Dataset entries
## begin

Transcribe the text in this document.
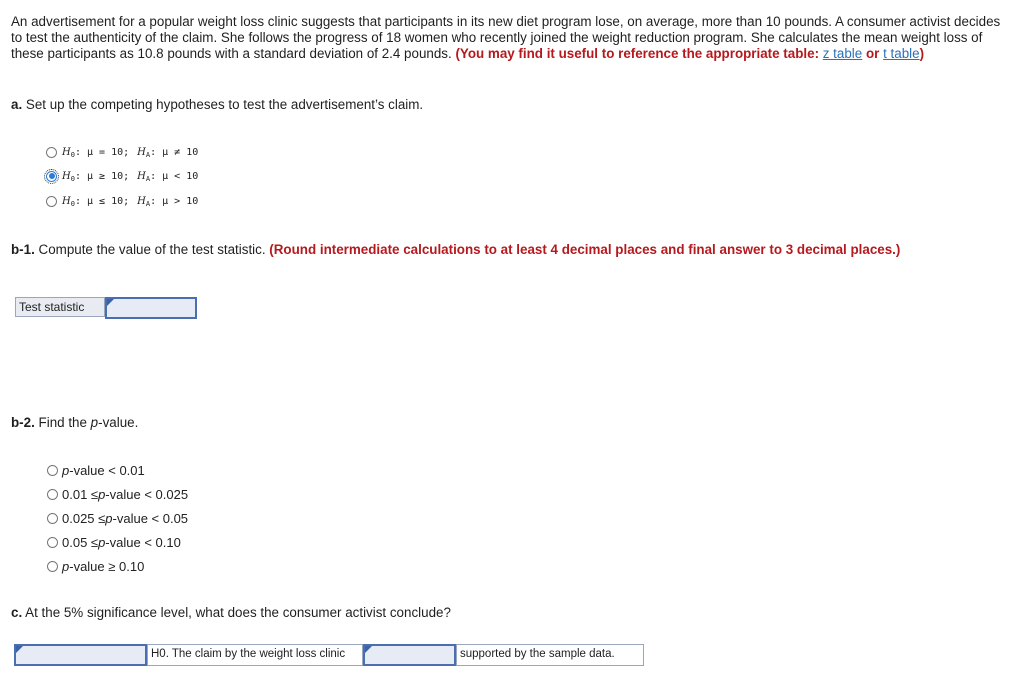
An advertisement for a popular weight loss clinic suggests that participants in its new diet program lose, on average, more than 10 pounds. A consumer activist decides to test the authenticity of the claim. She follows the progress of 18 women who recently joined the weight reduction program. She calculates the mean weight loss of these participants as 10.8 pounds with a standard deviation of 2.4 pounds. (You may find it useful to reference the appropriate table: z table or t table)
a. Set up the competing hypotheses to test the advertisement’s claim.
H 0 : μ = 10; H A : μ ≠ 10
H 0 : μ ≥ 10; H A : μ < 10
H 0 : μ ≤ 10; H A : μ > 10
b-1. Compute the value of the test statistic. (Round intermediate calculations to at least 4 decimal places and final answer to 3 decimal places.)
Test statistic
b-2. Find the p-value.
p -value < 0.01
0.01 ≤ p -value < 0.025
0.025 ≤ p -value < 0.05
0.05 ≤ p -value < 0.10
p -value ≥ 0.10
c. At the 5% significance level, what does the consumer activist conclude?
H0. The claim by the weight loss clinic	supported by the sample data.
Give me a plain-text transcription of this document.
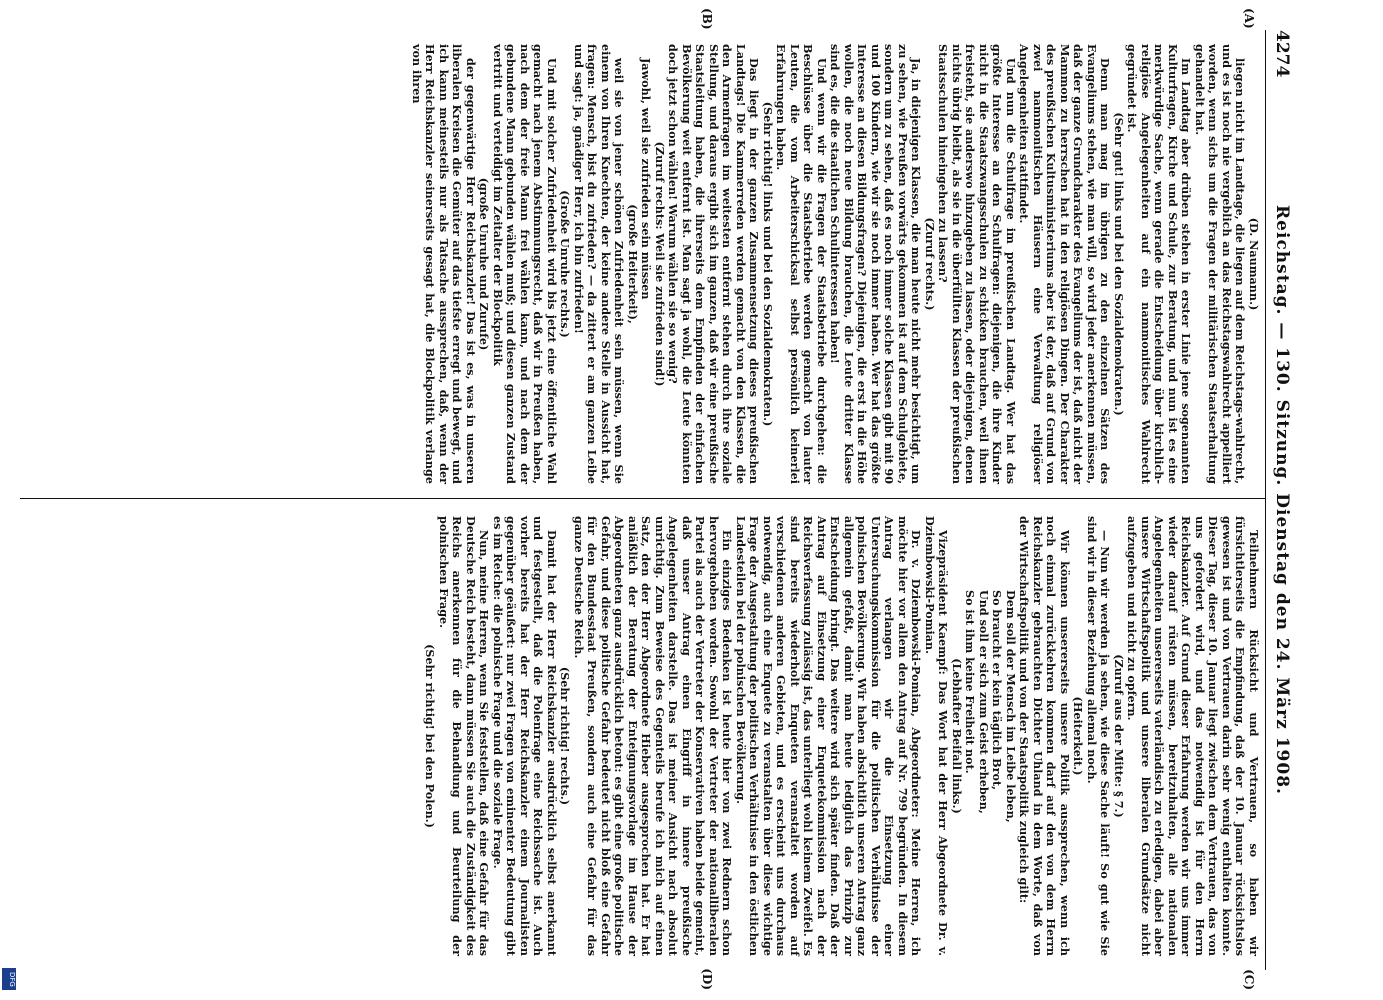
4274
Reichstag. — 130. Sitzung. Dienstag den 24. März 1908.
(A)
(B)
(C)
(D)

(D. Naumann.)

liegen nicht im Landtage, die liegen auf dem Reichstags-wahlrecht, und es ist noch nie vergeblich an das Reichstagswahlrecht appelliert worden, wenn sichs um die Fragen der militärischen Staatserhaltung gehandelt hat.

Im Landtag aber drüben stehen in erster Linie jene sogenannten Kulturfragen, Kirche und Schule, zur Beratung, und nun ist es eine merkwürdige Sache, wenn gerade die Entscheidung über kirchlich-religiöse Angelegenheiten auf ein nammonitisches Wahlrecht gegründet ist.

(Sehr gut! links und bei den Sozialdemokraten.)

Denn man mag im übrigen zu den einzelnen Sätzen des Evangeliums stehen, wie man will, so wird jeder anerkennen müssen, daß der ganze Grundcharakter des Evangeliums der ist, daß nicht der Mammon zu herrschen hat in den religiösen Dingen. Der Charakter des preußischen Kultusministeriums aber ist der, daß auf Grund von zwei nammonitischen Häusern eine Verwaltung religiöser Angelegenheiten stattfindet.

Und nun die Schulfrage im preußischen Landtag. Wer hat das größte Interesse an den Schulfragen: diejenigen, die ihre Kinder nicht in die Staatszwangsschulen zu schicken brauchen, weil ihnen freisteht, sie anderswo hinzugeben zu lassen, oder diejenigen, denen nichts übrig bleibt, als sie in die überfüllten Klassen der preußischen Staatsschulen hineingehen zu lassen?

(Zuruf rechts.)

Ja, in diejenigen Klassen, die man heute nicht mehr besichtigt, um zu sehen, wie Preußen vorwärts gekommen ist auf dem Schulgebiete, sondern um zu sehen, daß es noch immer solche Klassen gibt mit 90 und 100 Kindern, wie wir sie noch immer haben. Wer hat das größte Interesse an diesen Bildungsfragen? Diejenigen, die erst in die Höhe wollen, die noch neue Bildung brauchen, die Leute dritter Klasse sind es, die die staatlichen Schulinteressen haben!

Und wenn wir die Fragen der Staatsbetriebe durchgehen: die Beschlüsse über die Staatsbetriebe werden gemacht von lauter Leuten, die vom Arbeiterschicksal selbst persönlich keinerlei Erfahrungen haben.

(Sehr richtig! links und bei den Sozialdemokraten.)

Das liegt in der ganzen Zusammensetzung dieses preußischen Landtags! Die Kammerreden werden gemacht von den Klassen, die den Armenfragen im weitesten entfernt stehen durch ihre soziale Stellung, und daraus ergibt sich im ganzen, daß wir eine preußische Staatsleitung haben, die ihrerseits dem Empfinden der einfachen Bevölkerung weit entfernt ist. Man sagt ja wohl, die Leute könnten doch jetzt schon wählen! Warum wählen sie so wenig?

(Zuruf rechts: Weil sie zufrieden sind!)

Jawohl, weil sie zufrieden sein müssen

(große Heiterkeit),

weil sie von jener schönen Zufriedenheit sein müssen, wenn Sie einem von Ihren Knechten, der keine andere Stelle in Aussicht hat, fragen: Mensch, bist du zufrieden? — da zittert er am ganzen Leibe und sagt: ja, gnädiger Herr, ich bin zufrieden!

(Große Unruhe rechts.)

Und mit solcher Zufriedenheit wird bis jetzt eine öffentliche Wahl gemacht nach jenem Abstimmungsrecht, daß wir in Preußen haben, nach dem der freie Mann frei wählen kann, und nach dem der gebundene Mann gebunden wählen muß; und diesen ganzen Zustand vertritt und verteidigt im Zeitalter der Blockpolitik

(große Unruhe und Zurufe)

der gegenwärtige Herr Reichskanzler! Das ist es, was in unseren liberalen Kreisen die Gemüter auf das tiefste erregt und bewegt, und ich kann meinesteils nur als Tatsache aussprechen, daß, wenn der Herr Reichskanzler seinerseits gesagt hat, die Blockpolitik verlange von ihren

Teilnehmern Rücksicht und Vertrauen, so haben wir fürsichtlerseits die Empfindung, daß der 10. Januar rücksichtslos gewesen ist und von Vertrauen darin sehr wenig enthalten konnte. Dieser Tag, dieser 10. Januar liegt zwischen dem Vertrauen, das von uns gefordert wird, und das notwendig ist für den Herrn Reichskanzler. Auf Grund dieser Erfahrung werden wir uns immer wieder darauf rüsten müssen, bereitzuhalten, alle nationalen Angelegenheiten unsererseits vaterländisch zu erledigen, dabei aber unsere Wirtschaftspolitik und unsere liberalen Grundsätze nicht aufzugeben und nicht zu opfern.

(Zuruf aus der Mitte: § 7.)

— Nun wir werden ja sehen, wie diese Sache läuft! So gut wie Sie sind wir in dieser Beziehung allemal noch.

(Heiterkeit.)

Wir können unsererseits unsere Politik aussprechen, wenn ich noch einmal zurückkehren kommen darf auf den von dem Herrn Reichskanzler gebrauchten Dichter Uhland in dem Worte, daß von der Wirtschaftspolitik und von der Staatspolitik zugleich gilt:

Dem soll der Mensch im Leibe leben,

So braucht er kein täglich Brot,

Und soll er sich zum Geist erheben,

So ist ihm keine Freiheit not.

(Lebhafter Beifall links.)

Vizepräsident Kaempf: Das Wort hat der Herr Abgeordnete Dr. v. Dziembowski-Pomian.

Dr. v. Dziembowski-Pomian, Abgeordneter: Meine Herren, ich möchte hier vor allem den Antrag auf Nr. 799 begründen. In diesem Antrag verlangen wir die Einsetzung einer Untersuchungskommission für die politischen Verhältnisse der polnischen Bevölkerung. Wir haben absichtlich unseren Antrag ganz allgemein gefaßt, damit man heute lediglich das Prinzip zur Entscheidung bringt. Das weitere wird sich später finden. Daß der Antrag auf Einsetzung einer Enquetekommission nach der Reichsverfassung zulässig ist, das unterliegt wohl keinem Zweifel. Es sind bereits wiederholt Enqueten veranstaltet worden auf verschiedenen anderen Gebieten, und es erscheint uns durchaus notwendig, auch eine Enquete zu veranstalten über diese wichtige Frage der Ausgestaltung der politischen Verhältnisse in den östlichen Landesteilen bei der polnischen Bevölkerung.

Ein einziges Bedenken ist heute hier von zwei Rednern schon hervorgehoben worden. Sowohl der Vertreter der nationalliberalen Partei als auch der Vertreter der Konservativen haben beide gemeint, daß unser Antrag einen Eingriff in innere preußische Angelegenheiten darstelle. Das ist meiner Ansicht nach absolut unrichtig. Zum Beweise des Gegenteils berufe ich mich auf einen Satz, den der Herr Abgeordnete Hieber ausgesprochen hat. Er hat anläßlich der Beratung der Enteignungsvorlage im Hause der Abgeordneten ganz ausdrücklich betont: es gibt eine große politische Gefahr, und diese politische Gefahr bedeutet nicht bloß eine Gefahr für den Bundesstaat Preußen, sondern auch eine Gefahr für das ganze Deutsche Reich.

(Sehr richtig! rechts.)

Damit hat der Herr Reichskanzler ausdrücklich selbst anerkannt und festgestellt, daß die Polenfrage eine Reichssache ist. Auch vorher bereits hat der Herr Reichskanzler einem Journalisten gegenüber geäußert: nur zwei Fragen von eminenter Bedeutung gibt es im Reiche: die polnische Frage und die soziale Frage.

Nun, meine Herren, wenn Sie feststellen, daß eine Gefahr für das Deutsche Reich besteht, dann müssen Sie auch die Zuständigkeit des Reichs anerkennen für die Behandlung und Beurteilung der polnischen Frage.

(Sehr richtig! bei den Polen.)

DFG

## end

◆ Required task
Find how many lines include the string "Mensch" and report that number alone.

◆ Response below
2